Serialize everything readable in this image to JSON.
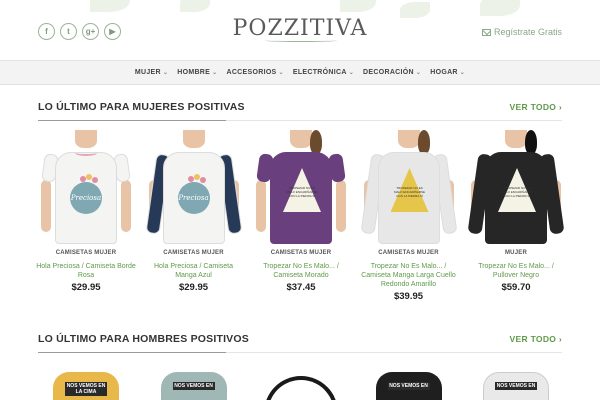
{
  "header": {
    "logo": "POZZITIVA",
    "signup": "Regístrate Gratis",
    "social": [
      {
        "icon": "facebook-icon",
        "glyph": "f"
      },
      {
        "icon": "twitter-icon",
        "glyph": "t"
      },
      {
        "icon": "google-plus-icon",
        "glyph": "g+"
      },
      {
        "icon": "youtube-icon",
        "glyph": "▶"
      }
    ]
  },
  "nav": [
    "MUJER",
    "HOMBRE",
    "ACCESORIOS",
    "ELECTRÓNICA",
    "DECORACIÓN",
    "HOGAR"
  ],
  "sections": [
    {
      "title": "LO ÚLTIMO PARA MUJERES POSITIVAS",
      "see_all": "VER TODO",
      "products": [
        {
          "category": "CAMISETAS MUJER",
          "name": "Hola Preciosa / Camiseta Borde Rosa",
          "price": "$29.95",
          "shirt_color": "#f4f4f2",
          "sleeve_color": "#f4f4f2",
          "print": "circle",
          "print_text": "Preciosa"
        },
        {
          "category": "CAMISETAS MUJER",
          "name": "Hola Preciosa / Camiseta Manga Azul",
          "price": "$29.95",
          "shirt_color": "#f4f4f2",
          "sleeve_color": "#263957",
          "print": "circle",
          "print_text": "Preciosa"
        },
        {
          "category": "CAMISETAS MUJER",
          "name": "Tropezar No Es Malo... / Camiseta Morado",
          "price": "$37.45",
          "shirt_color": "#6a3f7d",
          "sleeve_color": "#6a3f7d",
          "print": "triangle",
          "print_text": "TROPEZAR NO ES MALO ENCARIÑARSE CON LA PIEDRA SÍ"
        },
        {
          "category": "CAMISETAS MUJER",
          "name": "Tropezar No Es Malo... / Camiseta Manga Larga Cuello Redondo Amarillo",
          "price": "$39.95",
          "shirt_color": "#e7e7e7",
          "sleeve_color": "#e7e7e7",
          "print": "triangle-yellow",
          "print_text": "TROPEZAR NO ES MALO ENCARIÑARSE CON LA PIEDRA SÍ"
        },
        {
          "category": "MUJER",
          "name": "Tropezar No Es Malo... / Pullover Negro",
          "price": "$59.70",
          "shirt_color": "#262626",
          "sleeve_color": "#262626",
          "print": "triangle",
          "print_text": "TROPEZAR NO ES MALO ENCARIÑARSE CON LA PIEDRA SÍ"
        }
      ]
    },
    {
      "title": "LO ÚLTIMO PARA HOMBRES POSITIVOS",
      "see_all": "VER TODO",
      "products": [
        {
          "shirt_color": "#e8b84a",
          "label": "NOS VEMOS EN LA CIMA"
        },
        {
          "shirt_color": "#9fb7b5",
          "label": "NOS VEMOS EN"
        },
        {
          "shirt_color": "#ffffff",
          "label": ""
        },
        {
          "shirt_color": "#1f1f1f",
          "label": "NOS VEMOS EN"
        },
        {
          "shirt_color": "#e9e9e9",
          "label": "NOS VEMOS EN"
        }
      ]
    }
  ]
}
──────────────────────────────
What is required: Of the lines above, how many contain the string "Hola"? Only the number is required.

Task answer: 2